[Data excerpts]
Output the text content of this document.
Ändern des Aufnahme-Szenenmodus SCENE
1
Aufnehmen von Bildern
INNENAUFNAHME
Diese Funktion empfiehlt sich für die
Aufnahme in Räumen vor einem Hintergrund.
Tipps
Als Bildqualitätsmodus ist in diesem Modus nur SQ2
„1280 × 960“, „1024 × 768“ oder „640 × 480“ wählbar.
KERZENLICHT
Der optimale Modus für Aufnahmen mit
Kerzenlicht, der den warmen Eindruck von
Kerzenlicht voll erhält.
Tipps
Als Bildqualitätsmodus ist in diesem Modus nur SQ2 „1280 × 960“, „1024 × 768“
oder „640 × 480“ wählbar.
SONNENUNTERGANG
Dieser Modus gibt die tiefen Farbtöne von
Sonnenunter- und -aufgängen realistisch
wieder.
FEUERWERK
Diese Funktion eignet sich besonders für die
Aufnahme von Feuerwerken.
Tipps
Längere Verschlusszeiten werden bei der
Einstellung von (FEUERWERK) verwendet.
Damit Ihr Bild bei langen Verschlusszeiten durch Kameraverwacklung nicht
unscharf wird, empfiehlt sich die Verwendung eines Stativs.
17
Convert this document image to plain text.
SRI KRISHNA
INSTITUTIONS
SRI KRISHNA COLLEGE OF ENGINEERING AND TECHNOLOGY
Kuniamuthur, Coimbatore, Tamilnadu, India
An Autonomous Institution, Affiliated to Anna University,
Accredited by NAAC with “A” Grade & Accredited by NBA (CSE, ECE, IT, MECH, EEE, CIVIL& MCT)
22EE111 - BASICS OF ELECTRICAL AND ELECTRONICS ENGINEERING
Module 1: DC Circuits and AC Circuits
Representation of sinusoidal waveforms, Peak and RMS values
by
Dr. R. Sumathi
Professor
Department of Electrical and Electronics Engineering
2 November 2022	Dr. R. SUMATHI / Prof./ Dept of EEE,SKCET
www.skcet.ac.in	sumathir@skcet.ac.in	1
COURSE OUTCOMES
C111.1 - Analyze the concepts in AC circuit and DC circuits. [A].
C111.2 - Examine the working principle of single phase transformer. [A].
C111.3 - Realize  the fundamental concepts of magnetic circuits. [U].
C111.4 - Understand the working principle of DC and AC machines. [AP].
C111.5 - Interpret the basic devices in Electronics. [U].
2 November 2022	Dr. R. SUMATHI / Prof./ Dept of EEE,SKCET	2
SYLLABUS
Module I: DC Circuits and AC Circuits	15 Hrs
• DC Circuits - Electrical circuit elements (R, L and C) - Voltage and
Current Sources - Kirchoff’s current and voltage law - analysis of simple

-- What you should do --
Repeat the records above exactly, leaving none out.

-- Final answer --
Output the text content of this document.
Ändern des Aufnahme-Szenenmodus SCENE
1
Aufnehmen von Bildern
INNENAUFNAHME
Diese Funktion empfiehlt sich für die
Aufnahme in Räumen vor einem Hintergrund.
Tipps
Als Bildqualitätsmodus ist in diesem Modus nur SQ2
„1280 × 960“, „1024 × 768“ oder „640 × 480“ wählbar.
KERZENLICHT
Der optimale Modus für Aufnahmen mit
Kerzenlicht, der den warmen Eindruck von
Kerzenlicht voll erhält.
Tipps
Als Bildqualitätsmodus ist in diesem Modus nur SQ2 „1280 × 960“, „1024 × 768“
oder „640 × 480“ wählbar.
SONNENUNTERGANG
Dieser Modus gibt die tiefen Farbtöne von
Sonnenunter- und -aufgängen realistisch
wieder.
FEUERWERK
Diese Funktion eignet sich besonders für die
Aufnahme von Feuerwerken.
Tipps
Längere Verschlusszeiten werden bei der
Einstellung von (FEUERWERK) verwendet.
Damit Ihr Bild bei langen Verschlusszeiten durch Kameraverwacklung nicht
unscharf wird, empfiehlt sich die Verwendung eines Stativs.
17
Convert this document image to plain text.
SRI KRISHNA
INSTITUTIONS
SRI KRISHNA COLLEGE OF ENGINEERING AND TECHNOLOGY
Kuniamuthur, Coimbatore, Tamilnadu, India
An Autonomous Institution, Affiliated to Anna University,
Accredited by NAAC with “A” Grade & Accredited by NBA (CSE, ECE, IT, MECH, EEE, CIVIL& MCT)
22EE111 - BASICS OF ELECTRICAL AND ELECTRONICS ENGINEERING
Module 1: DC Circuits and AC Circuits
Representation of sinusoidal waveforms, Peak and RMS values
by
Dr. R. Sumathi
Professor
Department of Electrical and Electronics Engineering
2 November 2022	Dr. R. SUMATHI / Prof./ Dept of EEE,SKCET
www.skcet.ac.in	sumathir@skcet.ac.in	1
COURSE OUTCOMES
C111.1 - Analyze the concepts in AC circuit and DC circuits. [A].
C111.2 - Examine the working principle of single phase transformer. [A].
C111.3 - Realize  the fundamental concepts of magnetic circuits. [U].
C111.4 - Understand the working principle of DC and AC machines. [AP].
C111.5 - Interpret the basic devices in Electronics. [U].
2 November 2022	Dr. R. SUMATHI / Prof./ Dept of EEE,SKCET	2
SYLLABUS
Module I: DC Circuits and AC Circuits	15 Hrs
• DC Circuits - Electrical circuit elements (R, L and C) - Voltage and
Current Sources - Kirchoff’s current and voltage law - analysis of simple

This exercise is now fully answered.